Data excerpts
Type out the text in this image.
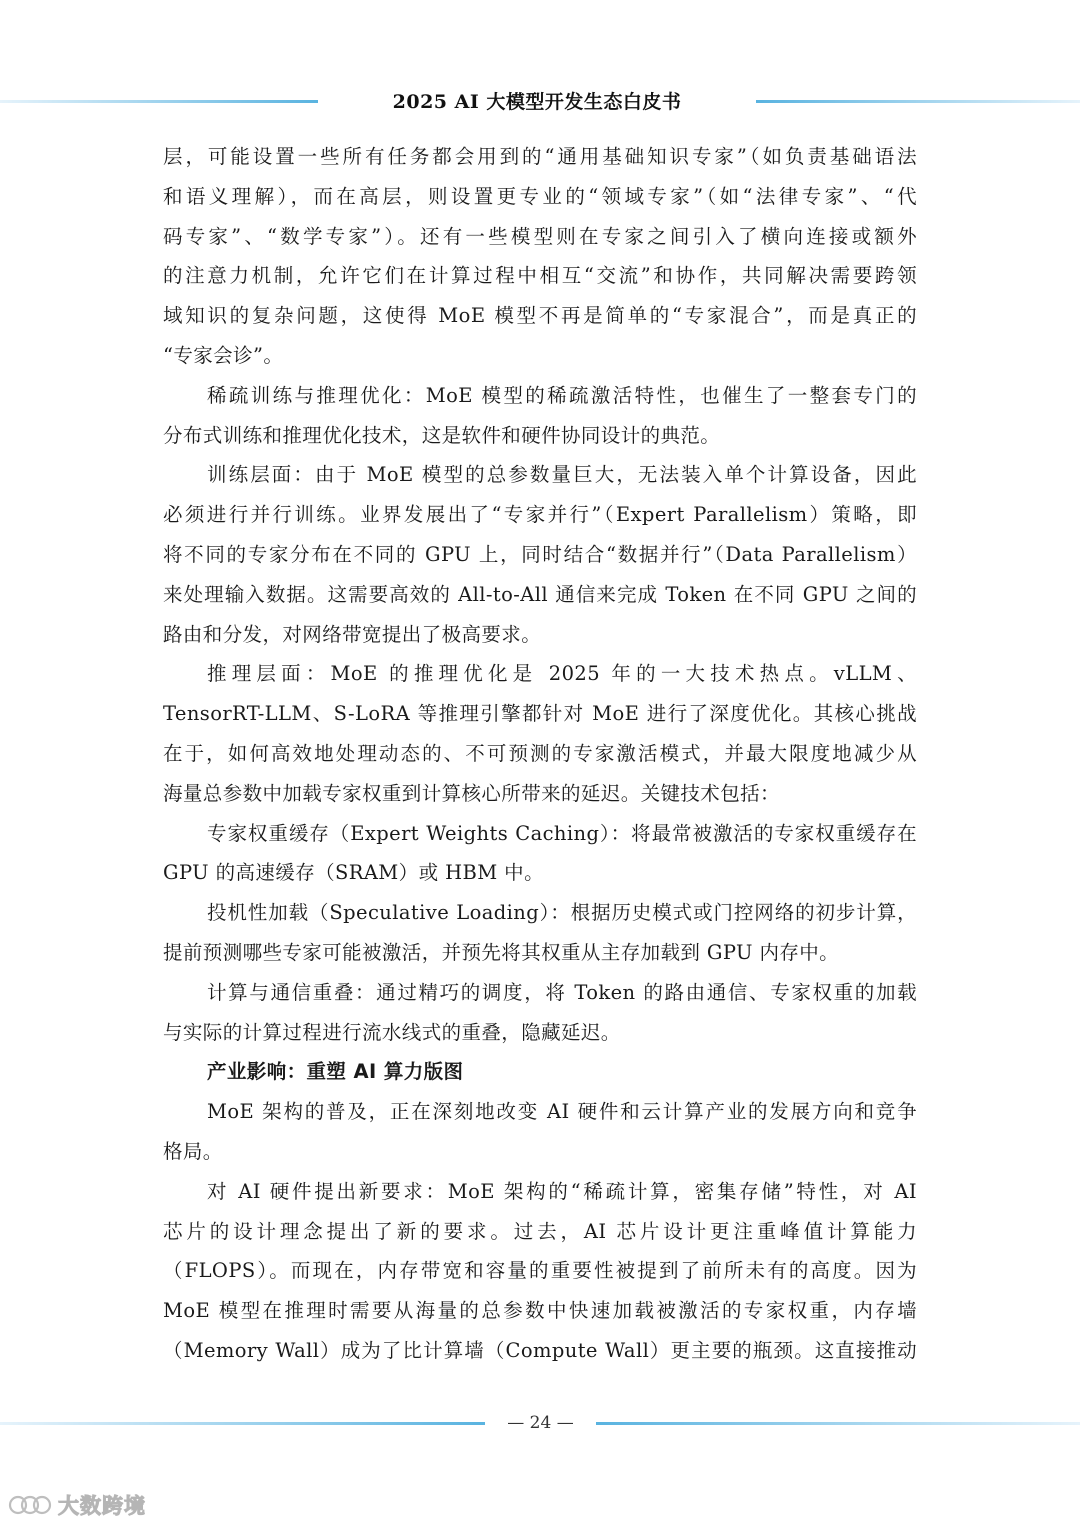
2025 AI 大模型开发生态白皮书

层，可能设置一些所有任务都会用到的“通用基础知识专家”（如负责基础语法

和语义理解），而在高层，则设置更专业的“领域专家”（如“法律专家”、“代

码专家”、“数学专家”）。还有一些模型则在专家之间引入了横向连接或额外

的注意力机制，允许它们在计算过程中相互“交流”和协作，共同解决需要跨领

域知识的复杂问题，这使得 MoE 模型不再是简单的“专家混合”，而是真正的

“专家会诊”。

稀疏训练与推理优化：MoE 模型的稀疏激活特性，也催生了一整套专门的

分布式训练和推理优化技术，这是软件和硬件协同设计的典范。

训练层面：由于 MoE 模型的总参数量巨大，无法装入单个计算设备，因此

必须进行并行训练。业界发展出了“专家并行”（Expert Parallelism）策略，即

将不同的专家分布在不同的 GPU 上，同时结合“数据并行”（Data Parallelism）

来处理输入数据。这需要高效的 All-to-All 通信来完成 Token 在不同 GPU 之间的

路由和分发，对网络带宽提出了极高要求。

推理层面：MoE 的推理优化是 2025 年的一大技术热点。vLLM、

TensorRT-LLM、S-LoRA 等推理引擎都针对 MoE 进行了深度优化。其核心挑战

在于，如何高效地处理动态的、不可预测的专家激活模式，并最大限度地减少从

海量总参数中加载专家权重到计算核心所带来的延迟。关键技术包括：

专家权重缓存（Expert Weights Caching）：将最常被激活的专家权重缓存在

GPU 的高速缓存（SRAM）或 HBM 中。

投机性加载（Speculative Loading）：根据历史模式或门控网络的初步计算，

提前预测哪些专家可能被激活，并预先将其权重从主存加载到 GPU 内存中。

计算与通信重叠：通过精巧的调度，将 Token 的路由通信、专家权重的加载

与实际的计算过程进行流水线式的重叠，隐藏延迟。

产业影响：重塑 AI 算力版图

MoE 架构的普及，正在深刻地改变 AI 硬件和云计算产业的发展方向和竞争

格局。

对 AI 硬件提出新要求：MoE 架构的“稀疏计算，密集存储”特性，对 AI

芯片的设计理念提出了新的要求。过去，AI 芯片设计更注重峰值计算能力

（FLOPS）。而现在，内存带宽和容量的重要性被提到了前所未有的高度。因为

MoE 模型在推理时需要从海量的总参数中快速加载被激活的专家权重，内存墙

（Memory Wall）成为了比计算墙（Compute Wall）更主要的瓶颈。这直接推动

— 24 —
大数跨境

## [Short task]
What comes back should match the records exactly, minus any pictures.

## [Correct answer]
Type out the text in this image.
2025 AI 大模型开发生态白皮书

层，可能设置一些所有任务都会用到的“通用基础知识专家”（如负责基础语法

和语义理解），而在高层，则设置更专业的“领域专家”（如“法律专家”、“代

码专家”、“数学专家”）。还有一些模型则在专家之间引入了横向连接或额外

的注意力机制，允许它们在计算过程中相互“交流”和协作，共同解决需要跨领

域知识的复杂问题，这使得 MoE 模型不再是简单的“专家混合”，而是真正的

“专家会诊”。

稀疏训练与推理优化：MoE 模型的稀疏激活特性，也催生了一整套专门的

分布式训练和推理优化技术，这是软件和硬件协同设计的典范。

训练层面：由于 MoE 模型的总参数量巨大，无法装入单个计算设备，因此

必须进行并行训练。业界发展出了“专家并行”（Expert Parallelism）策略，即

将不同的专家分布在不同的 GPU 上，同时结合“数据并行”（Data Parallelism）

来处理输入数据。这需要高效的 All-to-All 通信来完成 Token 在不同 GPU 之间的

路由和分发，对网络带宽提出了极高要求。

推理层面：MoE 的推理优化是 2025 年的一大技术热点。vLLM、

TensorRT-LLM、S-LoRA 等推理引擎都针对 MoE 进行了深度优化。其核心挑战

在于，如何高效地处理动态的、不可预测的专家激活模式，并最大限度地减少从

海量总参数中加载专家权重到计算核心所带来的延迟。关键技术包括：

专家权重缓存（Expert Weights Caching）：将最常被激活的专家权重缓存在

GPU 的高速缓存（SRAM）或 HBM 中。

投机性加载（Speculative Loading）：根据历史模式或门控网络的初步计算，

提前预测哪些专家可能被激活，并预先将其权重从主存加载到 GPU 内存中。

计算与通信重叠：通过精巧的调度，将 Token 的路由通信、专家权重的加载

与实际的计算过程进行流水线式的重叠，隐藏延迟。

产业影响：重塑 AI 算力版图

MoE 架构的普及，正在深刻地改变 AI 硬件和云计算产业的发展方向和竞争

格局。

对 AI 硬件提出新要求：MoE 架构的“稀疏计算，密集存储”特性，对 AI

芯片的设计理念提出了新的要求。过去，AI 芯片设计更注重峰值计算能力

（FLOPS）。而现在，内存带宽和容量的重要性被提到了前所未有的高度。因为

MoE 模型在推理时需要从海量的总参数中快速加载被激活的专家权重，内存墙

（Memory Wall）成为了比计算墙（Compute Wall）更主要的瓶颈。这直接推动

— 24 —
大数跨境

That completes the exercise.